Retype each record below word for word. Leave the pictures out.

-- Begin TASK DATA --

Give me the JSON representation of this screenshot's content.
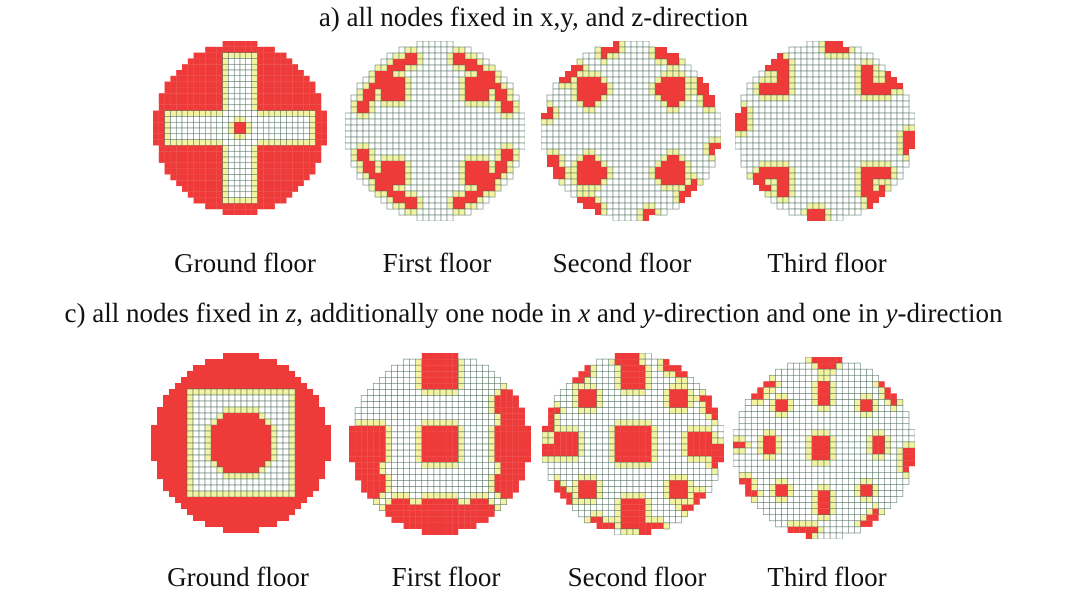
{
  "panel_a": {
    "title": "a) all nodes fixed in x,y, and z-direction",
    "floors": [
      {
        "label": "Ground floor"
      },
      {
        "label": "First floor"
      },
      {
        "label": "Second floor"
      },
      {
        "label": "Third floor"
      }
    ]
  },
  "panel_c": {
    "title_parts": [
      {
        "text": "c) all nodes fixed in ",
        "italic": false
      },
      {
        "text": "z",
        "italic": true
      },
      {
        "text": ", additionally one node in ",
        "italic": false
      },
      {
        "text": "x",
        "italic": true
      },
      {
        "text": " and ",
        "italic": false
      },
      {
        "text": "y",
        "italic": true
      },
      {
        "text": "-direction and one in ",
        "italic": false
      },
      {
        "text": "y",
        "italic": true
      },
      {
        "text": "-direction",
        "italic": false
      }
    ],
    "floors": [
      {
        "label": "Ground floor"
      },
      {
        "label": "First floor"
      },
      {
        "label": "Second floor"
      },
      {
        "label": "Third floor"
      }
    ]
  },
  "colors": {
    "material": "#ef3a3a",
    "transition": "#f4f3a2",
    "void": "#ffffff",
    "grid": "#3d5f4e"
  }
}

-- End TASK DATA --

• FINAL RESULT:
Give me the JSON representation of this screenshot's content.
{
  "panel_a": {
    "title": "a) all nodes fixed in x,y, and z-direction",
    "floors": [
      {
        "label": "Ground floor"
      },
      {
        "label": "First floor"
      },
      {
        "label": "Second floor"
      },
      {
        "label": "Third floor"
      }
    ]
  },
  "panel_c": {
    "title_parts": [
      {
        "text": "c) all nodes fixed in ",
        "italic": false
      },
      {
        "text": "z",
        "italic": true
      },
      {
        "text": ", additionally one node in ",
        "italic": false
      },
      {
        "text": "x",
        "italic": true
      },
      {
        "text": " and ",
        "italic": false
      },
      {
        "text": "y",
        "italic": true
      },
      {
        "text": "-direction and one in ",
        "italic": false
      },
      {
        "text": "y",
        "italic": true
      },
      {
        "text": "-direction",
        "italic": false
      }
    ],
    "floors": [
      {
        "label": "Ground floor"
      },
      {
        "label": "First floor"
      },
      {
        "label": "Second floor"
      },
      {
        "label": "Third floor"
      }
    ]
  },
  "colors": {
    "material": "#ef3a3a",
    "transition": "#f4f3a2",
    "void": "#ffffff",
    "grid": "#3d5f4e"
  }
}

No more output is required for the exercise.